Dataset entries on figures
— BEGIN —

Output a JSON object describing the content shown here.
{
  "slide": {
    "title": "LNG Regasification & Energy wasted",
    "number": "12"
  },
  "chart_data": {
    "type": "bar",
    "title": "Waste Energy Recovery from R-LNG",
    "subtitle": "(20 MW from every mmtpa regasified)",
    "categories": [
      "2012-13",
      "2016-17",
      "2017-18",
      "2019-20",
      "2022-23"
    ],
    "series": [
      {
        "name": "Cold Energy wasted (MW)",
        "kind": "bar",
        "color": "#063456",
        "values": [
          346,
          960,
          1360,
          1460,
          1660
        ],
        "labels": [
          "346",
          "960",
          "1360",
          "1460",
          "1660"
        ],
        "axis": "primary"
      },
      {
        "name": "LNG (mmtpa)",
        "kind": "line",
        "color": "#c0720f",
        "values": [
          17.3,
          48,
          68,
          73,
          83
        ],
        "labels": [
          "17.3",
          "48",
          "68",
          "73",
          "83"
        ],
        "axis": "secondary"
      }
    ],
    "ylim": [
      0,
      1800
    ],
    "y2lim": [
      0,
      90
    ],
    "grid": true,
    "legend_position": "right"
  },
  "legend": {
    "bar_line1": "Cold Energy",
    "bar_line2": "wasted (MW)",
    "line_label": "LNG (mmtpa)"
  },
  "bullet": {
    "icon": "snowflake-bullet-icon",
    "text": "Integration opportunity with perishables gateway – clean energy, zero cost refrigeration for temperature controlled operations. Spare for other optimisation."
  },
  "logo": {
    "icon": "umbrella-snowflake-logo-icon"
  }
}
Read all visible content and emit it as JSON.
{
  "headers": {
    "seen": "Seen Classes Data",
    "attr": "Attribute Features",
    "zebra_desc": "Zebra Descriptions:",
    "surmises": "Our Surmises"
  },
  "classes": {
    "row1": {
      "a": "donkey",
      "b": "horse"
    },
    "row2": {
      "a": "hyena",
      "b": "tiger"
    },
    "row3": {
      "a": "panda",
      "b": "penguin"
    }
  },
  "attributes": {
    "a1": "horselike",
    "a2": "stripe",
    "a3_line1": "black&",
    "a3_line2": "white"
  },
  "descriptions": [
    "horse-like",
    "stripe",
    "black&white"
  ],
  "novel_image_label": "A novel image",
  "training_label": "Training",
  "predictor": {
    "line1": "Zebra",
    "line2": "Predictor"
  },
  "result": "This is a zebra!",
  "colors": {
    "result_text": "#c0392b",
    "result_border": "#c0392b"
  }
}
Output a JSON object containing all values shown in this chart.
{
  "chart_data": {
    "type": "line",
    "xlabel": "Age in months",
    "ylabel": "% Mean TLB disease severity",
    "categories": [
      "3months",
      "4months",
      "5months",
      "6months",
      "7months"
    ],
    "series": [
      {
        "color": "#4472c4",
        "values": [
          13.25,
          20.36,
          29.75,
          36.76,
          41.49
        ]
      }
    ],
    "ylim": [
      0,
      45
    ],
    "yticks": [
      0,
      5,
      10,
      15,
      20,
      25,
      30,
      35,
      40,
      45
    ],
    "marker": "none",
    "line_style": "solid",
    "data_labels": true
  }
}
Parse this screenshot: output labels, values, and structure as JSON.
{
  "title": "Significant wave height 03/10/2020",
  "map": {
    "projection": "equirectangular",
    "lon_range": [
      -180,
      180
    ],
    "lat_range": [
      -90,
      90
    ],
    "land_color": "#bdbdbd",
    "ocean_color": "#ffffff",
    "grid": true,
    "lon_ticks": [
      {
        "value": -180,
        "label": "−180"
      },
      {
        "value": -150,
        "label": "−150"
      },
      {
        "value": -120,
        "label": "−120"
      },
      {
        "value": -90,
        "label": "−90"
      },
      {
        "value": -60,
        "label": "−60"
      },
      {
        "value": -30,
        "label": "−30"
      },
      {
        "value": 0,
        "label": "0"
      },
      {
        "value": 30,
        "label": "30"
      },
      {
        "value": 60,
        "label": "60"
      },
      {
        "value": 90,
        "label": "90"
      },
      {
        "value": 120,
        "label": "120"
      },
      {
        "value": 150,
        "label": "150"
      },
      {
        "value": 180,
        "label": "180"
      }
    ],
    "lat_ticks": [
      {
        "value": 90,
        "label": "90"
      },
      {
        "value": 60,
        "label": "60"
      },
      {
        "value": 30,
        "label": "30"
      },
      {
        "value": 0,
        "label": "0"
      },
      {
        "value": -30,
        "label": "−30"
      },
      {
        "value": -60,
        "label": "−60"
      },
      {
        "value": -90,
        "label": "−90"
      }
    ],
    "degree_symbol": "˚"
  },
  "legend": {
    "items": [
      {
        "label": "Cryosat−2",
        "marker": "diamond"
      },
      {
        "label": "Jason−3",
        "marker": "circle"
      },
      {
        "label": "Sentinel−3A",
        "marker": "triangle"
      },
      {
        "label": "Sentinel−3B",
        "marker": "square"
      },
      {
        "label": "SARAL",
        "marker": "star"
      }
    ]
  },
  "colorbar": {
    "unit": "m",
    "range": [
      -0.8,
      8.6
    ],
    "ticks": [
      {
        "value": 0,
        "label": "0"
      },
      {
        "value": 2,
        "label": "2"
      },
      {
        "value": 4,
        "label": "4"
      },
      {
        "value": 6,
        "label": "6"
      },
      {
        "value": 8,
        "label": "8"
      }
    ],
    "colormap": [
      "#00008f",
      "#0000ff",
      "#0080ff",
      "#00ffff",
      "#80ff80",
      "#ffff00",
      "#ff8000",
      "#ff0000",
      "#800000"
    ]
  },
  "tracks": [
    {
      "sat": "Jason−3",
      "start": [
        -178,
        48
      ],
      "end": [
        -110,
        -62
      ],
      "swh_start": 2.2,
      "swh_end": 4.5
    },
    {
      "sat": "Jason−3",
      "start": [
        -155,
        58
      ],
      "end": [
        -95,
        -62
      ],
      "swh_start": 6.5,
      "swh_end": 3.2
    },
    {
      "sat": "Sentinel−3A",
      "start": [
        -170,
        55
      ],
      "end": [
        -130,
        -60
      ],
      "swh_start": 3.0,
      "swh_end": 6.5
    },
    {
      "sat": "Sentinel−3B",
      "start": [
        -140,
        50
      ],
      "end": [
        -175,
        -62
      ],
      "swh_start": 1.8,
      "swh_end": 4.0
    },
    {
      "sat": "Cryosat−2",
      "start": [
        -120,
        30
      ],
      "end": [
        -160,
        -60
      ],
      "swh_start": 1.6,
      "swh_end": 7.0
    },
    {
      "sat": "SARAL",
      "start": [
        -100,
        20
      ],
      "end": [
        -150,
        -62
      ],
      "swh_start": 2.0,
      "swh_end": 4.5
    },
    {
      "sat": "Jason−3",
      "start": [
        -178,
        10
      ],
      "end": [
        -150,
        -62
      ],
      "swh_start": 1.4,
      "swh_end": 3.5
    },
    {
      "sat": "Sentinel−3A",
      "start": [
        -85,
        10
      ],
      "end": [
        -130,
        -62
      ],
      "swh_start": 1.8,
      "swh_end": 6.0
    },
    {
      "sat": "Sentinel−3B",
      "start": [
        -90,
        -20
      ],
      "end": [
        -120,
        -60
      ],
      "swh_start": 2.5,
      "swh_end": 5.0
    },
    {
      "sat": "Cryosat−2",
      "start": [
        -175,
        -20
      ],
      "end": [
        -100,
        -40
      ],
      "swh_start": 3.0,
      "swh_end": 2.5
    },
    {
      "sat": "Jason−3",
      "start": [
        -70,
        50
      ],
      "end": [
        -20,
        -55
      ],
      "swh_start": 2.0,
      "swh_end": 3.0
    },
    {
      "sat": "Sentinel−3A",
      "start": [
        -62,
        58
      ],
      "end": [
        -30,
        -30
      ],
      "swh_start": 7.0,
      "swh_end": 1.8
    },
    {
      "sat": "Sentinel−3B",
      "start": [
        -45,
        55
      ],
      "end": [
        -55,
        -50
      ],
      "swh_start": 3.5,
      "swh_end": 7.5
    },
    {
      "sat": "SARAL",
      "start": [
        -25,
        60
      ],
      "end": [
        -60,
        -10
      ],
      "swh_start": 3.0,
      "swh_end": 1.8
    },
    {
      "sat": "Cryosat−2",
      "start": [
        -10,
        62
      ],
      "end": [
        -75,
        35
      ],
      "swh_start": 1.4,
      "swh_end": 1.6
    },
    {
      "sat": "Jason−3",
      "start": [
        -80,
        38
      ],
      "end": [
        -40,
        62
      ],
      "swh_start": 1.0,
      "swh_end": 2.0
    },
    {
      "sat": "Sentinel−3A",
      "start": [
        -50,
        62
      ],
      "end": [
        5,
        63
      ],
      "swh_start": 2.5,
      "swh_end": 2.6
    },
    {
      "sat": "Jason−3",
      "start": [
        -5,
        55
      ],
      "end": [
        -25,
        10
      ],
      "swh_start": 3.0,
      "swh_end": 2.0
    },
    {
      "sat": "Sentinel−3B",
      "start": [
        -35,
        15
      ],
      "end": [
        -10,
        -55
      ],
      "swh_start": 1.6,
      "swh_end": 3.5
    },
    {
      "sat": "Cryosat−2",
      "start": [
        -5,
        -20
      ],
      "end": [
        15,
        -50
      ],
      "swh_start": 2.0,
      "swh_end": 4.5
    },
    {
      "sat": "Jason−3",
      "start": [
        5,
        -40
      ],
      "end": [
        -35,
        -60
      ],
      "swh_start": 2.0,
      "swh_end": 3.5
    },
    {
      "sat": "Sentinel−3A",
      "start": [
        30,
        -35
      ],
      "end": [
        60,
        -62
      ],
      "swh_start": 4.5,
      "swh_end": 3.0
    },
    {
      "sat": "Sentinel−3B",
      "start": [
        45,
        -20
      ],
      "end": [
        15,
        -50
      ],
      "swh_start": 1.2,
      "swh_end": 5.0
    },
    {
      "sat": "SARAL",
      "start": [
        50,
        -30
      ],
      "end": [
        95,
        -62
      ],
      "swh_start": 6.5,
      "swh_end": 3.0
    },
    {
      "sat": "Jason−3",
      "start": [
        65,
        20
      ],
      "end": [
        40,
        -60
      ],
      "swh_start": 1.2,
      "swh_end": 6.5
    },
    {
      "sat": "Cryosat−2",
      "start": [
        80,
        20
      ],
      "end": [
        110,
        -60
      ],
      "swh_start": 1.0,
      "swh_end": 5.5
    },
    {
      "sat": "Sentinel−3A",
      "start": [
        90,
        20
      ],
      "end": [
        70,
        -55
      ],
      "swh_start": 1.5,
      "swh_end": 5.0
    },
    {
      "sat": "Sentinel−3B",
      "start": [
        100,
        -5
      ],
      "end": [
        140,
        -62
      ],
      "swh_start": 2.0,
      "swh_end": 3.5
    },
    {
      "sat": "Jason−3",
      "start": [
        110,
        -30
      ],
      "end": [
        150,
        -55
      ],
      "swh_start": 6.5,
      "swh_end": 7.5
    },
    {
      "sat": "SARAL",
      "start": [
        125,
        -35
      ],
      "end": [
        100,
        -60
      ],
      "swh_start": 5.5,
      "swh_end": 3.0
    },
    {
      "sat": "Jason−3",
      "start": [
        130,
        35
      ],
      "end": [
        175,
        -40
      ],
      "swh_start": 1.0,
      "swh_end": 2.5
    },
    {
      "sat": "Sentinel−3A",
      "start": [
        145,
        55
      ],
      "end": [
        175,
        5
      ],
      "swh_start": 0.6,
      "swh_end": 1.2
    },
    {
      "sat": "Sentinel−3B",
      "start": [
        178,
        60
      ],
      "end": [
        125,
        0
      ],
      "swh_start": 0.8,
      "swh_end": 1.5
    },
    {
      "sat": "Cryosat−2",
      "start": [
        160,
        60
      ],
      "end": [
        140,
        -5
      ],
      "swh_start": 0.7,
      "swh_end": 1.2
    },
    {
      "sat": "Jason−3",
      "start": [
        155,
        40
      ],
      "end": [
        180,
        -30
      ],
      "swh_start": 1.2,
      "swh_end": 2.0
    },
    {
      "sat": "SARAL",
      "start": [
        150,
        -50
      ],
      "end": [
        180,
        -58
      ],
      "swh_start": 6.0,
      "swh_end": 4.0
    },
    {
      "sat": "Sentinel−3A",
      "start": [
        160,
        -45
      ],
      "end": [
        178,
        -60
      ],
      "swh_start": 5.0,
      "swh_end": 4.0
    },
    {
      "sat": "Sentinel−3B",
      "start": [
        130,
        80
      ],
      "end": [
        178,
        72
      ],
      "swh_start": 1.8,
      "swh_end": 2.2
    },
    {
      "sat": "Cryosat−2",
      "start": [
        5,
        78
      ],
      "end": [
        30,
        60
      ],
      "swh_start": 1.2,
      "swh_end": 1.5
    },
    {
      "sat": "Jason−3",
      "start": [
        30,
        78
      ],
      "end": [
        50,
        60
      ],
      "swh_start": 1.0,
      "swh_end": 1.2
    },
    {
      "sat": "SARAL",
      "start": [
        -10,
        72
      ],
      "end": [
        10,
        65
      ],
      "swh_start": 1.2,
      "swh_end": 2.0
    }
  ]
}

— END —

§ Instructions for the task
Pick out and copy every line that contains the word "logo".

§ The output
  "logo": {
    "icon": "umbrella-snowflake-logo-icon"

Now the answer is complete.